▸ **Exercise requirements**:
Tally every line of the listing where the string "break" is found, and state the total alone.

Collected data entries
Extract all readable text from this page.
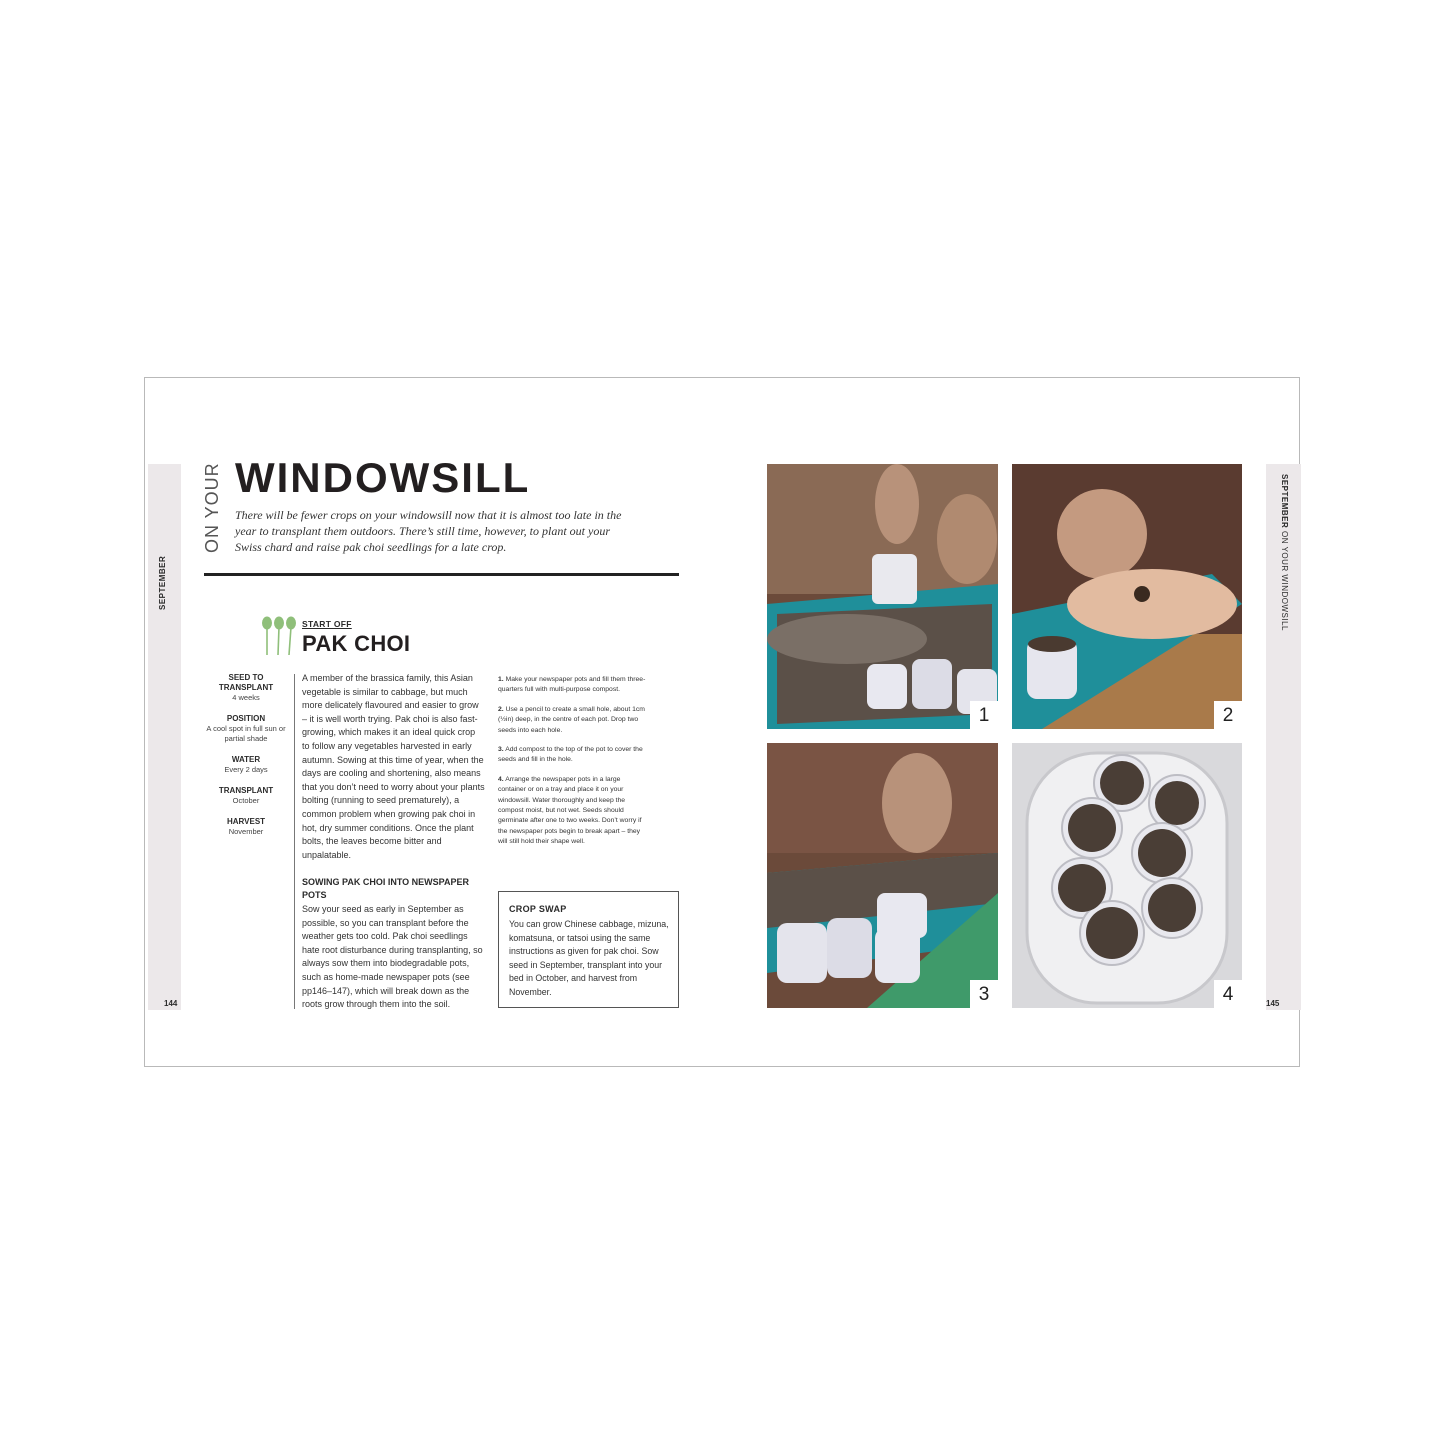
SEPTEMBER
144
ON YOUR WINDOWSILL
There will be fewer crops on your windowsill now that it is almost too late in the year to transplant them outdoors. There’s still time, however, to plant out your Swiss chard and raise pak choi seedlings for a late crop.
START OFF
PAK CHOI
SEED TO TRANSPLANT
4 weeks
POSITION
A cool spot in full sun or partial shade
WATER
Every 2 days
TRANSPLANT
October
HARVEST
November
A member of the brassica family, this Asian vegetable is similar to cabbage, but much more delicately flavoured and easier to grow – it is well worth trying. Pak choi is also fast-growing, which makes it an ideal quick crop to follow any vegetables harvested in early autumn. Sowing at this time of year, when the days are cooling and shortening, also means that you don’t need to worry about your plants bolting (running to seed prematurely), a common problem when growing pak choi in hot, dry summer conditions. Once the plant bolts, the leaves become bitter and unpalatable.
SOWING PAK CHOI INTO NEWSPAPER POTS
Sow your seed as early in September as possible, so you can transplant before the weather gets too cold. Pak choi seedlings hate root disturbance during transplanting, so always sow them into biodegradable pots, such as home-made newspaper pots (see pp146–147), which will break down as the roots grow through them into the soil.
1. Make your newspaper pots and fill them three-quarters full with multi-purpose compost.
2. Use a pencil to create a small hole, about 1cm (½in) deep, in the centre of each pot. Drop two seeds into each hole.
3. Add compost to the top of the pot to cover the seeds and fill in the hole.
4. Arrange the newspaper pots in a large container or on a tray and place it on your windowsill. Water thoroughly and keep the compost moist, but not wet. Seeds should germinate after one to two weeks. Don’t worry if the newspaper pots begin to break apart – they will still hold their shape well.
CROP SWAP
You can grow Chinese cabbage, mizuna, komatsuna, or tatsoi using the same instructions as given for pak choi. Sow seed in September, transplant into your bed in October, and harvest from November.
1	2
3	4
SEPTEMBER ON YOUR WINDOWSILL
145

▸ **Answer below**:
2